> [WHAT TO DO]:
Copy the data exactly; pictures stay out of the copy.

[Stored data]
-----

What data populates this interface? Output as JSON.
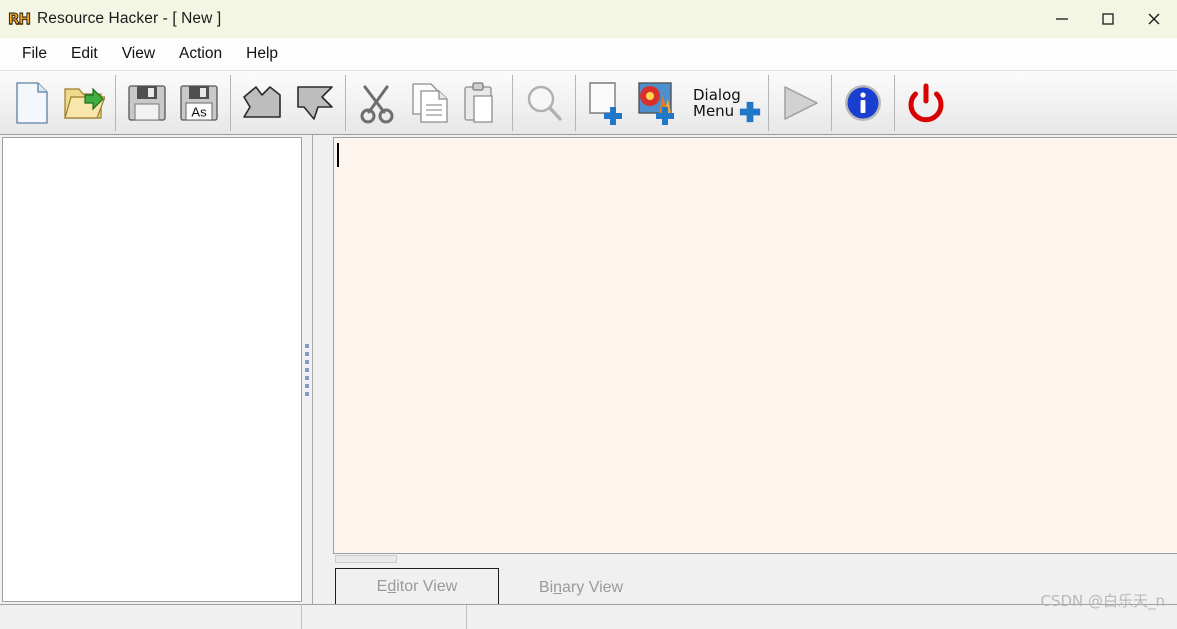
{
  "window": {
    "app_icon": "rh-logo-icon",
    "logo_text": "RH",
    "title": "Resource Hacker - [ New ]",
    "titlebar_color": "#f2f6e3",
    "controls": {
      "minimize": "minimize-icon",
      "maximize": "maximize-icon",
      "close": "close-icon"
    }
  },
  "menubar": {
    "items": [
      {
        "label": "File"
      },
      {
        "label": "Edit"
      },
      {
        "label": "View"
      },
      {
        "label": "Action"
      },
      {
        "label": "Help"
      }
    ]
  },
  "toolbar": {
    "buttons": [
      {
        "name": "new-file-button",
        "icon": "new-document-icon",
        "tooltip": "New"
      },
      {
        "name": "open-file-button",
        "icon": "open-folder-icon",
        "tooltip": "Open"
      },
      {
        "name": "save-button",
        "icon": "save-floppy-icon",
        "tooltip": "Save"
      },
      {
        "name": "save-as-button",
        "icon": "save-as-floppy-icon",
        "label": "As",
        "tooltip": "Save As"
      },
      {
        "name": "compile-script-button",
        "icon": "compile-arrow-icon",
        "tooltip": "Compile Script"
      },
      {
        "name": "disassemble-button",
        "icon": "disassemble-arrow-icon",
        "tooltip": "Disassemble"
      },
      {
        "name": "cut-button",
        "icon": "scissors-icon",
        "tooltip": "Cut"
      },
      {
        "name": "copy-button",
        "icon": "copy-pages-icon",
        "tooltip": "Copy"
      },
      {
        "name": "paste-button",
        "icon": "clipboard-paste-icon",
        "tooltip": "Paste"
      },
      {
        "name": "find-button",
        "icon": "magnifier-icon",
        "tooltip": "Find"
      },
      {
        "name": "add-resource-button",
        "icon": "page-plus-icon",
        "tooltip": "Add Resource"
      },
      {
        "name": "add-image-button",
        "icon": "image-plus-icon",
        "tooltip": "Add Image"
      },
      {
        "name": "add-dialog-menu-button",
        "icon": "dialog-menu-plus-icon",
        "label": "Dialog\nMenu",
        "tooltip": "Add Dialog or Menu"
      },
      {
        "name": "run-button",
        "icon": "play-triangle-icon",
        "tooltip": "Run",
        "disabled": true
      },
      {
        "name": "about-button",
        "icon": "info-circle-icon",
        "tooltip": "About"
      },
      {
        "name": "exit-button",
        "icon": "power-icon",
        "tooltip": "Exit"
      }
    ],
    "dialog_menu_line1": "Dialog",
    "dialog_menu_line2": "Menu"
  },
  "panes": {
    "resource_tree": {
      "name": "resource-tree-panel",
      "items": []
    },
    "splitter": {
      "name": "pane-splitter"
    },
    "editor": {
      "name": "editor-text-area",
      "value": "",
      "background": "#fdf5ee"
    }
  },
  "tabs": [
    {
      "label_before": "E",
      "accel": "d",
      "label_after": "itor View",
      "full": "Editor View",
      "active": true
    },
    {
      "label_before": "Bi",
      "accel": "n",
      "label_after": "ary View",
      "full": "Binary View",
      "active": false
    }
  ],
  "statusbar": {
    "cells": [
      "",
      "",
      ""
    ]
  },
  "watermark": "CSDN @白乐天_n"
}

-----

> [RESPONSE TO THE EXERCISE]:
What data populates this interface? Output as JSON.
{
  "window": {
    "app_icon": "rh-logo-icon",
    "logo_text": "RH",
    "title": "Resource Hacker - [ New ]",
    "titlebar_color": "#f2f6e3",
    "controls": {
      "minimize": "minimize-icon",
      "maximize": "maximize-icon",
      "close": "close-icon"
    }
  },
  "menubar": {
    "items": [
      {
        "label": "File"
      },
      {
        "label": "Edit"
      },
      {
        "label": "View"
      },
      {
        "label": "Action"
      },
      {
        "label": "Help"
      }
    ]
  },
  "toolbar": {
    "buttons": [
      {
        "name": "new-file-button",
        "icon": "new-document-icon",
        "tooltip": "New"
      },
      {
        "name": "open-file-button",
        "icon": "open-folder-icon",
        "tooltip": "Open"
      },
      {
        "name": "save-button",
        "icon": "save-floppy-icon",
        "tooltip": "Save"
      },
      {
        "name": "save-as-button",
        "icon": "save-as-floppy-icon",
        "label": "As",
        "tooltip": "Save As"
      },
      {
        "name": "compile-script-button",
        "icon": "compile-arrow-icon",
        "tooltip": "Compile Script"
      },
      {
        "name": "disassemble-button",
        "icon": "disassemble-arrow-icon",
        "tooltip": "Disassemble"
      },
      {
        "name": "cut-button",
        "icon": "scissors-icon",
        "tooltip": "Cut"
      },
      {
        "name": "copy-button",
        "icon": "copy-pages-icon",
        "tooltip": "Copy"
      },
      {
        "name": "paste-button",
        "icon": "clipboard-paste-icon",
        "tooltip": "Paste"
      },
      {
        "name": "find-button",
        "icon": "magnifier-icon",
        "tooltip": "Find"
      },
      {
        "name": "add-resource-button",
        "icon": "page-plus-icon",
        "tooltip": "Add Resource"
      },
      {
        "name": "add-image-button",
        "icon": "image-plus-icon",
        "tooltip": "Add Image"
      },
      {
        "name": "add-dialog-menu-button",
        "icon": "dialog-menu-plus-icon",
        "label": "Dialog\nMenu",
        "tooltip": "Add Dialog or Menu"
      },
      {
        "name": "run-button",
        "icon": "play-triangle-icon",
        "tooltip": "Run",
        "disabled": true
      },
      {
        "name": "about-button",
        "icon": "info-circle-icon",
        "tooltip": "About"
      },
      {
        "name": "exit-button",
        "icon": "power-icon",
        "tooltip": "Exit"
      }
    ],
    "dialog_menu_line1": "Dialog",
    "dialog_menu_line2": "Menu"
  },
  "panes": {
    "resource_tree": {
      "name": "resource-tree-panel",
      "items": []
    },
    "splitter": {
      "name": "pane-splitter"
    },
    "editor": {
      "name": "editor-text-area",
      "value": "",
      "background": "#fdf5ee"
    }
  },
  "tabs": [
    {
      "label_before": "E",
      "accel": "d",
      "label_after": "itor View",
      "full": "Editor View",
      "active": true
    },
    {
      "label_before": "Bi",
      "accel": "n",
      "label_after": "ary View",
      "full": "Binary View",
      "active": false
    }
  ],
  "statusbar": {
    "cells": [
      "",
      "",
      ""
    ]
  },
  "watermark": "CSDN @白乐天_n"
}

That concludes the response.